Report how many lines contain "Rockwell"; state the number and nothing else.

>> BEGIN DATASET RECORDS

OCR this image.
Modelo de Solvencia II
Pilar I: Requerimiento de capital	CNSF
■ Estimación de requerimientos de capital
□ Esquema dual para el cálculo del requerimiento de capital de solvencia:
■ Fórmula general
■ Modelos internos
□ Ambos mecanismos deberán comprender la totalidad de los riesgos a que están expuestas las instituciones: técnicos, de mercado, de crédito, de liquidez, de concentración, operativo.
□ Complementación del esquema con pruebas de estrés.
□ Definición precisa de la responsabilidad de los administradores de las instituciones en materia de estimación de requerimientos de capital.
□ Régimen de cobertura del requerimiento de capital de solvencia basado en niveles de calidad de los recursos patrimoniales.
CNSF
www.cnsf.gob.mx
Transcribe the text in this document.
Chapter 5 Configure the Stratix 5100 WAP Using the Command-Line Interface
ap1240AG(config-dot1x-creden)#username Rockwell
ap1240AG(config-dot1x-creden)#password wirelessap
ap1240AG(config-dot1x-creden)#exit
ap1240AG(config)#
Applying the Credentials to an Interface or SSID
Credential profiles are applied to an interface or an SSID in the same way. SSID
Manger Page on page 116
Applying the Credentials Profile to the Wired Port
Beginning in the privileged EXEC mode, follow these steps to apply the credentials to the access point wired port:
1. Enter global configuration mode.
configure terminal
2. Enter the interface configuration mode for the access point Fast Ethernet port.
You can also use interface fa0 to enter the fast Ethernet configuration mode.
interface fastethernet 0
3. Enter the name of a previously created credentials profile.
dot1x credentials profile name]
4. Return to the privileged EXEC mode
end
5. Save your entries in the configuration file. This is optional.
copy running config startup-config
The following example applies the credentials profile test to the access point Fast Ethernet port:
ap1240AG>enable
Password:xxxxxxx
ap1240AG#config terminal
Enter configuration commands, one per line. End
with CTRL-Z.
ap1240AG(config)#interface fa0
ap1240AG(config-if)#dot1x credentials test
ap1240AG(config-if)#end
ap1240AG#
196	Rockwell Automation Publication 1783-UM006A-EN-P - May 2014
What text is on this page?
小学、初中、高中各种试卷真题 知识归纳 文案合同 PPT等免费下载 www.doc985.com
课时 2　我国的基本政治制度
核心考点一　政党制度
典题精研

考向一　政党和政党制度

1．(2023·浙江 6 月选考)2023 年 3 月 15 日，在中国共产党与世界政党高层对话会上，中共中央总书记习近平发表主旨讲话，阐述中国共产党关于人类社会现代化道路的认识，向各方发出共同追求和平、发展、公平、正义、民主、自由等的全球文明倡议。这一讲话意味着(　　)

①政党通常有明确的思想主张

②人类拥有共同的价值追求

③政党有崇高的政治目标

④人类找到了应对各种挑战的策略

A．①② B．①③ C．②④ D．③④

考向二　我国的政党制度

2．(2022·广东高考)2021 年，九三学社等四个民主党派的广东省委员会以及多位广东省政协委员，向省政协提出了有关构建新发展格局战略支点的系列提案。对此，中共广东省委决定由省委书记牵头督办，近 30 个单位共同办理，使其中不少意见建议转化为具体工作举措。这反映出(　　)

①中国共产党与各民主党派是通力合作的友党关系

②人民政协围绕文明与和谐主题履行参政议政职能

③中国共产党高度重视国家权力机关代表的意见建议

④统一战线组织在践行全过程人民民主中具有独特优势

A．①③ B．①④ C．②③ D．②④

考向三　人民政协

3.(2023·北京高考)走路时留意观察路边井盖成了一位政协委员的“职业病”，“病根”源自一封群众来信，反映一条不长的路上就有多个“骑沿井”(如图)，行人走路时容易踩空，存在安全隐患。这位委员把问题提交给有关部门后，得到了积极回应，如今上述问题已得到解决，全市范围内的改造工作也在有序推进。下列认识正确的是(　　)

>> END DATASET RECORDS

## SOLUTION:
2